*Short task*. Find every line in the records below that holds the word "source" and copy it.

*Supplied records*.
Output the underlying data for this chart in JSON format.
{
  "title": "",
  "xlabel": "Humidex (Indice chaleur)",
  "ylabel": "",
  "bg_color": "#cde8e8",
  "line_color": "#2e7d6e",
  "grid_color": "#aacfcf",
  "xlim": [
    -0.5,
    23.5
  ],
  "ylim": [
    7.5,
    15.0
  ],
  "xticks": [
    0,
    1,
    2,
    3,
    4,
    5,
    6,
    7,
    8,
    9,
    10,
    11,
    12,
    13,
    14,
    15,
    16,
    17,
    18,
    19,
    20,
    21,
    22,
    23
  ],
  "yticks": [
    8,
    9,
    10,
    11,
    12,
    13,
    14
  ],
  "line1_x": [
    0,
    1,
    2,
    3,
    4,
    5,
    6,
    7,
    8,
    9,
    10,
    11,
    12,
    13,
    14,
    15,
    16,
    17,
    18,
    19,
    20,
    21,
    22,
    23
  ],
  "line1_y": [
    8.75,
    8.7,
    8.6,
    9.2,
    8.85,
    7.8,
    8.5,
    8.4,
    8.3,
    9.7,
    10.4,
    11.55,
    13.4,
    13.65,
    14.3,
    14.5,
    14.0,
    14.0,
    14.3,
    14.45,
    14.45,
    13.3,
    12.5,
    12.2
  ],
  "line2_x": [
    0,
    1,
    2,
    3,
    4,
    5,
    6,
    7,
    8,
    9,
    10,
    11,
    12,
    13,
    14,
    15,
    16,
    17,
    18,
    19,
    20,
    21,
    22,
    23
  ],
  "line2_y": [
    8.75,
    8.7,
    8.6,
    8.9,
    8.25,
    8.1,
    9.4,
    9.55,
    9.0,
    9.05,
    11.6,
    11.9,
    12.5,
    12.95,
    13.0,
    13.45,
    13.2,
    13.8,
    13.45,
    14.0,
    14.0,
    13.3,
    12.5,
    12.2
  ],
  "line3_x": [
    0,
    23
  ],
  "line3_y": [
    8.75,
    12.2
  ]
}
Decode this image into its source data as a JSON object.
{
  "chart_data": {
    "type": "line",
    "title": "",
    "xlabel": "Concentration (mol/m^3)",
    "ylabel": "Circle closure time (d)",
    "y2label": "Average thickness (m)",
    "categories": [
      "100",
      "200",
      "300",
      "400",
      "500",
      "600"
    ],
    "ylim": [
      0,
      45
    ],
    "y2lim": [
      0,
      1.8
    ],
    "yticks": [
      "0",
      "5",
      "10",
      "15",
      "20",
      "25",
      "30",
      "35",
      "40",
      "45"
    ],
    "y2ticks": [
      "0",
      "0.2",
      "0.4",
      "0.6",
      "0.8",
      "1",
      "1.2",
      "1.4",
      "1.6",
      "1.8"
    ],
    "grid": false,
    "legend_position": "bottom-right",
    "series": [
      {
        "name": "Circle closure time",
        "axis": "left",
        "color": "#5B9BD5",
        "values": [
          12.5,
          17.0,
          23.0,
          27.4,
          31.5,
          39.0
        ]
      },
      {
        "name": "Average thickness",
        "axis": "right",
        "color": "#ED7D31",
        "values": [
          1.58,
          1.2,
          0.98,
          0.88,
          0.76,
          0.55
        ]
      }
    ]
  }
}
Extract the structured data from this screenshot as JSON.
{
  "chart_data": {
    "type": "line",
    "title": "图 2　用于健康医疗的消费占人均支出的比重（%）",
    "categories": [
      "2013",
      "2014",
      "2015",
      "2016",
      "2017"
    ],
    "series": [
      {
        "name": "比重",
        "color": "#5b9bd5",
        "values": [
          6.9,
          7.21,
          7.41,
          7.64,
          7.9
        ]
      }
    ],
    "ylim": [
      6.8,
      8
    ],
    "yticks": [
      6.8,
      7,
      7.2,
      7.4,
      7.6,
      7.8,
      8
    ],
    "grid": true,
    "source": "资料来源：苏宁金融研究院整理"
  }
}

*Output below*.
Decode this image into its source data as a JSON object.
    "source": "资料来源：苏宁金融研究院整理"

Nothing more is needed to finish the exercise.